Source passage:
Feature : medium : Highlights on HTML act counter-intuitive

Let me preface, I am pretty sure I know why the tool is behaving the way it is, and given what I think I know, I am pretty sure there is no easy fix – but figured I would bring it up anyway just in case:

In the situations where you choose HTML -> Text import, and the original HTML has text elements set into a coloured background, the coloured background comes along for the ride, along with the text colour in the original HTML. One thing that I would like to do a lot, and I imagine a lot of people would, is highlighting and annotating various parts of some web research document. If the text is as described above, the highlight tool eradicates the existing background colour underneath the selection. In the case of dark background/light foreground sites, this means the selected text now appears to have been deleted. Actually it is there, in white (or whatever light colour the web designer chose). If I press highlight again it places the selected highlighter colour behind the text. If it is a sane site design, it is probably okay that point; if it is an inverse site with light text, then the result can be fairly unreadable.

So, solutions? On one hand, an obvious answer would be a preference to strip colour from the HTML document. But, I understand that might be well nigh impossible without writing your own HTML parser (ha).

What if it was done post-import: Import the HTML using WebKit, then remove all colour information from the document?

I imagine there is no way for the highlight tool itself to detect the situation, based on its behaviour. It thinks the text is already highlighted to begin with?

Well, just so you know, anyway.

Upon import:

  1. Select All (Cmd-A)
  2. Show Fonts (Cmd-T)
  3. Set foreground colour to black
  4. Remove Highlight (Cmd-Shift-H)

Given that there is no way to know whether the user wants to keep the formatting or not, I think this one has to stay off the list. I use Apple’s methods for converting HTML to text, and I don’t want to play with them too much.

Incidentally, I am in the process of moving the options to convert HTML to text to the Preferences so that you don’t have to be bothered by a panel every time you import… Pipe up now if you think that this should remain per-import. If so, it means some rewiring so that the import detects whether any HTML or webarchives are being imported. Groan.

Yeah, I’ve been keeping tabs on that thread. I think removing the per-import aspect will not be too much of a hassle for 95% of us, and the constant warning box was a hassle for 100%. But yes, that is why I mentioned a possible “strip format” preference, since I noticed you were going to migrating the import features into preferences.

Yeah, I kind of figure that if you want to convert HTML or webarchives to text, you are going to want to do it for most files. And of course, you can always import everything as webarchives and then just convert some of them to text after import using File > Convert Web Archive to Text…

Element box annotations
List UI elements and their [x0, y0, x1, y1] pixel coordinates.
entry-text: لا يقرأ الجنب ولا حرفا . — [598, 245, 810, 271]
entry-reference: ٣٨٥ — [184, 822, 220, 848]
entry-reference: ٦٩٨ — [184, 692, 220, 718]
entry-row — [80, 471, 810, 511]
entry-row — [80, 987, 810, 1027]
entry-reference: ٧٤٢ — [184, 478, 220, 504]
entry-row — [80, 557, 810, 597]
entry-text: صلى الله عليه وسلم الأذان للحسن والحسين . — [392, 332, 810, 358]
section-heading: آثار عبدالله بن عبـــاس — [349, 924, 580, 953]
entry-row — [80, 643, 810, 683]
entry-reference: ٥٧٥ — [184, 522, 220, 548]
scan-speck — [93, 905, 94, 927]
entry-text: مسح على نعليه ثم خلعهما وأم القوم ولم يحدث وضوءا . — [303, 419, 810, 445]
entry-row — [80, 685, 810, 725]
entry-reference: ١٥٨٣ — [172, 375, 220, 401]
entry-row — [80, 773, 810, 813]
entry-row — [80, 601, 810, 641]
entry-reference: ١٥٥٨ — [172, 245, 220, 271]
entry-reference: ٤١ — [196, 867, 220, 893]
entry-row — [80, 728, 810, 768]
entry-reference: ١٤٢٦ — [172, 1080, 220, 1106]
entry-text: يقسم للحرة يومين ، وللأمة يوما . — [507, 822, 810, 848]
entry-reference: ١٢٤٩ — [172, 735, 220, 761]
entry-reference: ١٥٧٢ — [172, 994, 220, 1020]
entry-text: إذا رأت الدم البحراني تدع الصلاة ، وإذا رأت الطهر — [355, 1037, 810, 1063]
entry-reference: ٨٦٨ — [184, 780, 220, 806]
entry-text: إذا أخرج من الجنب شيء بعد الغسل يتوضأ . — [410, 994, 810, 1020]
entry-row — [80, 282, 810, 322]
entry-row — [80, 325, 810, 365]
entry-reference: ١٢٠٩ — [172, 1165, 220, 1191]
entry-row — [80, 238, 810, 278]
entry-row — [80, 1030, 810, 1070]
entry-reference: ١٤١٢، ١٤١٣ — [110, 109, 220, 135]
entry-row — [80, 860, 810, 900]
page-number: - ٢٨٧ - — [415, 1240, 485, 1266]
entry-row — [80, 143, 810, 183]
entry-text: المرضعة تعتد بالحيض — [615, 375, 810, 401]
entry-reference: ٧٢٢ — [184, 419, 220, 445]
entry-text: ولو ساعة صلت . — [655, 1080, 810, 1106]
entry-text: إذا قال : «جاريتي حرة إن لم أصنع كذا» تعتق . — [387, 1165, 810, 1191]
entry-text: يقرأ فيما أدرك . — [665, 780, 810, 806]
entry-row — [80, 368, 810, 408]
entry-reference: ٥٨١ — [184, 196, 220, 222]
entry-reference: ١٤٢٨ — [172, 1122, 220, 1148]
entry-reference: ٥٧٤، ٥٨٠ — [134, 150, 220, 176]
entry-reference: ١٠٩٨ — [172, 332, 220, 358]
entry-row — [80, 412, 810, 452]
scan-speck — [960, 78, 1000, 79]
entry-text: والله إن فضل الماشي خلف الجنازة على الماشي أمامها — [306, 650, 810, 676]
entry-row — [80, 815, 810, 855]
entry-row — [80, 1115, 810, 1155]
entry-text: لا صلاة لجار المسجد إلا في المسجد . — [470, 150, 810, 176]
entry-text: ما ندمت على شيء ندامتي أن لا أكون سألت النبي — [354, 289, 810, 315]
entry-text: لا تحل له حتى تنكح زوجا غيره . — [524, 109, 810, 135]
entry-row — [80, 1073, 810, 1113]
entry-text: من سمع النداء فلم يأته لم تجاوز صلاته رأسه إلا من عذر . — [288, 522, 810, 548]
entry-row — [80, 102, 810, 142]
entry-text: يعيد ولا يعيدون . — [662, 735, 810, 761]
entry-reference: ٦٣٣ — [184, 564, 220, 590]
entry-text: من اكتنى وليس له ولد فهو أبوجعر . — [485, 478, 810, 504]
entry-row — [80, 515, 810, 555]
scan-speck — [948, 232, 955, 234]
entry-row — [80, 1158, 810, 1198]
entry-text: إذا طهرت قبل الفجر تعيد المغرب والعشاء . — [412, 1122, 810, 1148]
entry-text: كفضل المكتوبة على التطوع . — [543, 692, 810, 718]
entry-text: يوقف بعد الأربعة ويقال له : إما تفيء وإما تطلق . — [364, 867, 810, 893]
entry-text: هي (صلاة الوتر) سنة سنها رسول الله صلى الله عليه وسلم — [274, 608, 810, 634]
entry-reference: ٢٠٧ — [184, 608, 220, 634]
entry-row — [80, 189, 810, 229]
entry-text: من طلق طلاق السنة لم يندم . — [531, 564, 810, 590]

What the task asks:
Decide whether each statement below agrees with the forum thread about highlighting imported HTML, giving yes or no and quoting the words of the thread that settle it.
1. When HTML is imported as text, the background color from the original page is carried over.
2. A preference to strip formatting from imported HTML will be added.
3. The options for converting HTML to text are being moved to the Preferences.

Solution for this task:
1. Yes: "the coloured background comes along for the ride"
2. No: "I think this one has to stay off the list"
3. Yes: "I am in the process of moving the options to convert HTML to text to the Preferences"